Task goal: Express every line of the entries below as a JSON list of strings, one string per line, with blank lines and pictures left out.
◇ ◇ ◇ ◇ ◇
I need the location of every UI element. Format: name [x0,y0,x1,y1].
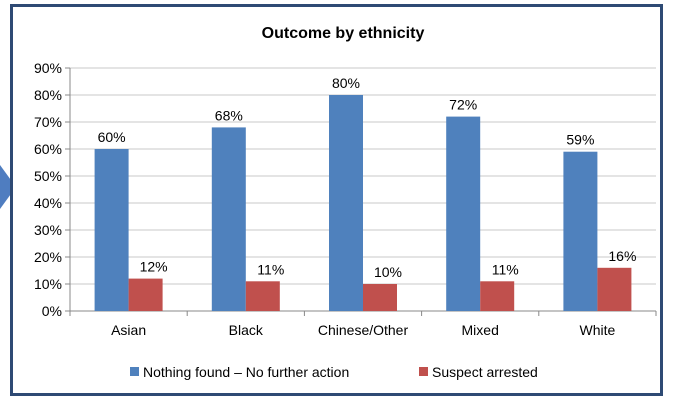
bar [563,151,598,311]
legend-label: Suspect arrested [432,364,538,380]
bar [597,267,632,311]
x-axis: Asian Black Chinese/Other Mixed White [69,311,657,338]
data-label: 11% [257,261,284,277]
data-label: 68% [215,107,243,123]
chart-title: Outcome by ethnicity [262,25,425,42]
legend: Nothing found – No further action Suspect… [130,364,538,380]
y-tick-label: 60% [34,141,62,157]
data-label: 60% [98,129,126,145]
bar [363,284,397,311]
data-label: 16% [608,248,636,264]
data-label: 59% [566,132,594,148]
bar [128,278,163,311]
x-tick-label: Chinese/Other [318,322,409,338]
bar [94,149,129,311]
x-tick-label: White [580,322,616,338]
data-label: 12% [140,259,168,275]
y-tick-label: 40% [34,195,62,211]
legend-swatch [130,367,139,376]
bars: 60% 12% 68% 11% 80% 10% 72% 11% 59% 16% [94,75,636,312]
y-tick-label: 90% [34,60,62,76]
bar [211,127,246,312]
y-tick-label: 30% [34,222,62,238]
bar [480,281,515,311]
y-tick-label: 20% [34,249,62,265]
data-label: 11% [492,261,519,277]
bar [329,95,363,311]
x-tick-label: Asian [111,322,146,338]
legend-swatch [419,367,428,376]
x-tick-label: Mixed [462,322,499,338]
y-tick-label: 50% [34,168,62,184]
y-tick-label: 10% [34,276,62,292]
bar [245,281,280,311]
legend-label: Nothing found – No further action [143,364,349,380]
y-tick-label: 0% [42,303,62,319]
y-tick-label: 80% [34,87,62,103]
y-tick-label: 70% [34,114,62,130]
bar [446,116,481,311]
data-label: 80% [332,75,360,91]
data-label: 10% [374,264,402,280]
y-axis: 0% 10% 20% 30% 40% 50% 60% 70% 80% 90% [34,60,71,319]
data-label: 72% [449,97,477,113]
x-tick-label: Black [229,322,264,338]
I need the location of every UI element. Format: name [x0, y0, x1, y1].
◇ ◇ ◇ ◇ ◇
Exercise output:
[
  "I need the location of every UI element. Format: name [x0,y0,x1,y1].",
  "bar [563,151,598,311]",
  "legend-label: Suspect arrested [432,364,538,380]",
  "bar [597,267,632,311]",
  "x-axis: Asian Black Chinese/Other Mixed White [69,311,657,338]",
  "data-label: 11% [257,261,284,277]",
  "data-label: 68% [215,107,243,123]",
  "chart-title: Outcome by ethnicity [262,25,425,42]",
  "legend: Nothing found – No further action Suspect… [130,364,538,380]",
  "y-tick-label: 60% [34,141,62,157]",
  "data-label: 60% [98,129,126,145]",
  "bar [363,284,397,311]",
  "data-label: 16% [608,248,636,264]",
  "data-label: 59% [566,132,594,148]",
  "bar [128,278,163,311]",
  "x-tick-label: Chinese/Other [318,322,409,338]",
  "bar [94,149,129,311]",
  "x-tick-label: White [580,322,616,338]",
  "data-label: 12% [140,259,168,275]",
  "y-tick-label: 40% [34,195,62,211]",
  "legend-swatch [130,367,139,376]",
  "bars: 60% 12% 68% 11% 80% 10% 72% 11% 59% 16% [94,75,636,312]",
  "y-tick-label: 90% [34,60,62,76]",
  "bar [211,127,246,312]",
  "y-tick-label: 30% [34,222,62,238]",
  "bar [480,281,515,311]",
  "y-tick-label: 20% [34,249,62,265]",
  "data-label: 11% [492,261,519,277]",
  "bar [329,95,363,311]",
  "x-tick-label: Asian [111,322,146,338]",
  "legend-swatch [419,367,428,376]",
  "x-tick-label: Mixed [462,322,499,338]",
  "y-tick-label: 50% [34,168,62,184]",
  "y-tick-label: 10% [34,276,62,292]",
  "bar [245,281,280,311]",
  "legend-label: Nothing found – No further action [143,364,349,380]",
  "y-tick-label: 0% [42,303,62,319]",
  "y-tick-label: 80% [34,87,62,103]",
  "y-tick-label: 70% [34,114,62,130]",
  "bar [446,116,481,311]",
  "data-label: 80% [332,75,360,91]",
  "data-label: 10% [374,264,402,280]",
  "y-axis: 0% 10% 20% 30% 40% 50% 60% 70% 80% 90% [34,60,71,319]",
  "data-label: 72% [449,97,477,113]",
  "x-tick-label: Black [229,322,264,338]",
  "I need the location of every UI element. Format: name [x0, y0, x1, y1]."
]